— START OF Working data —
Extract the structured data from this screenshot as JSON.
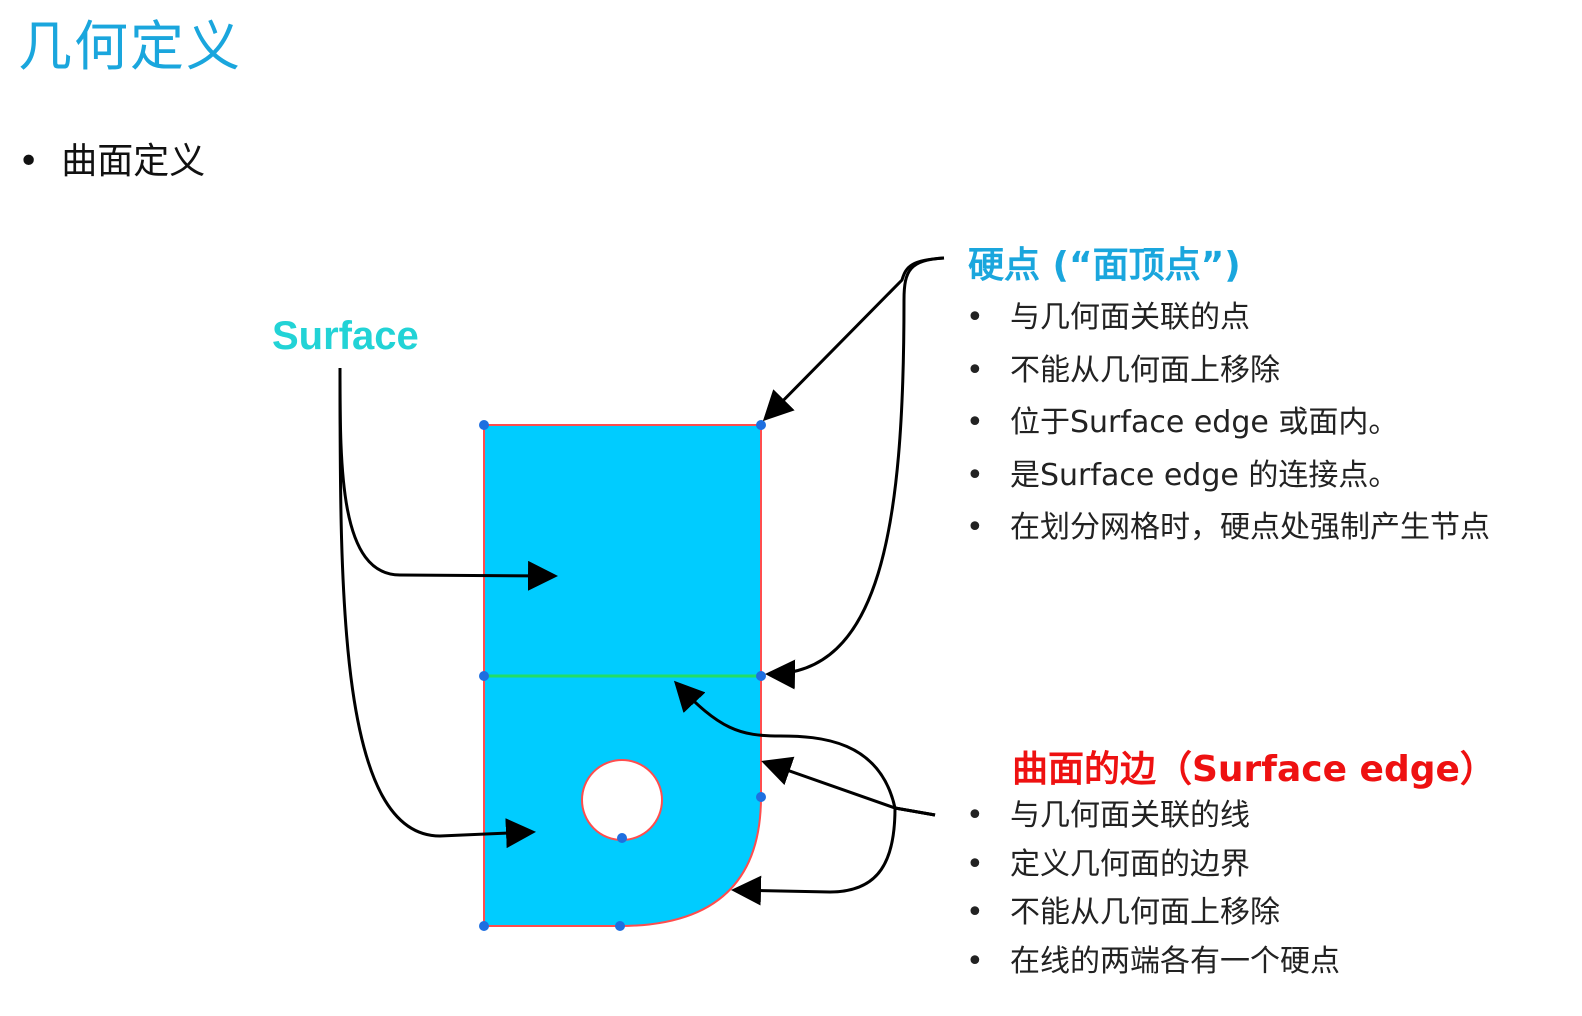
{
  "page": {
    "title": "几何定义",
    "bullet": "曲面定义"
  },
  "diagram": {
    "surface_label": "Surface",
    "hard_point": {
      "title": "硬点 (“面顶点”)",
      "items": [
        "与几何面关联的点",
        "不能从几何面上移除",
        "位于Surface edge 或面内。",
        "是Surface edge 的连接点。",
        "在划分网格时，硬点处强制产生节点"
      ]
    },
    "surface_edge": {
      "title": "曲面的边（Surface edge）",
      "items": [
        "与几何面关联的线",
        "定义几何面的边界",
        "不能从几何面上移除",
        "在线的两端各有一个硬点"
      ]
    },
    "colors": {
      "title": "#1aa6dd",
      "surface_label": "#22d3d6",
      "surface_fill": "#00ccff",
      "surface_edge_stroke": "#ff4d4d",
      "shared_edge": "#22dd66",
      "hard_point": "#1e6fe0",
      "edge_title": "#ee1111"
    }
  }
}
— END OF Working data —
_Task requirements:_
Repeat the records in full, exactly as they appear, without the pictures.

_Written solution:_
Extract the structured data from this screenshot as JSON.
{
  "page": {
    "title": "几何定义",
    "bullet": "曲面定义"
  },
  "diagram": {
    "surface_label": "Surface",
    "hard_point": {
      "title": "硬点 (“面顶点”)",
      "items": [
        "与几何面关联的点",
        "不能从几何面上移除",
        "位于Surface edge 或面内。",
        "是Surface edge 的连接点。",
        "在划分网格时，硬点处强制产生节点"
      ]
    },
    "surface_edge": {
      "title": "曲面的边（Surface edge）",
      "items": [
        "与几何面关联的线",
        "定义几何面的边界",
        "不能从几何面上移除",
        "在线的两端各有一个硬点"
      ]
    },
    "colors": {
      "title": "#1aa6dd",
      "surface_label": "#22d3d6",
      "surface_fill": "#00ccff",
      "surface_edge_stroke": "#ff4d4d",
      "shared_edge": "#22dd66",
      "hard_point": "#1e6fe0",
      "edge_title": "#ee1111"
    }
  }
}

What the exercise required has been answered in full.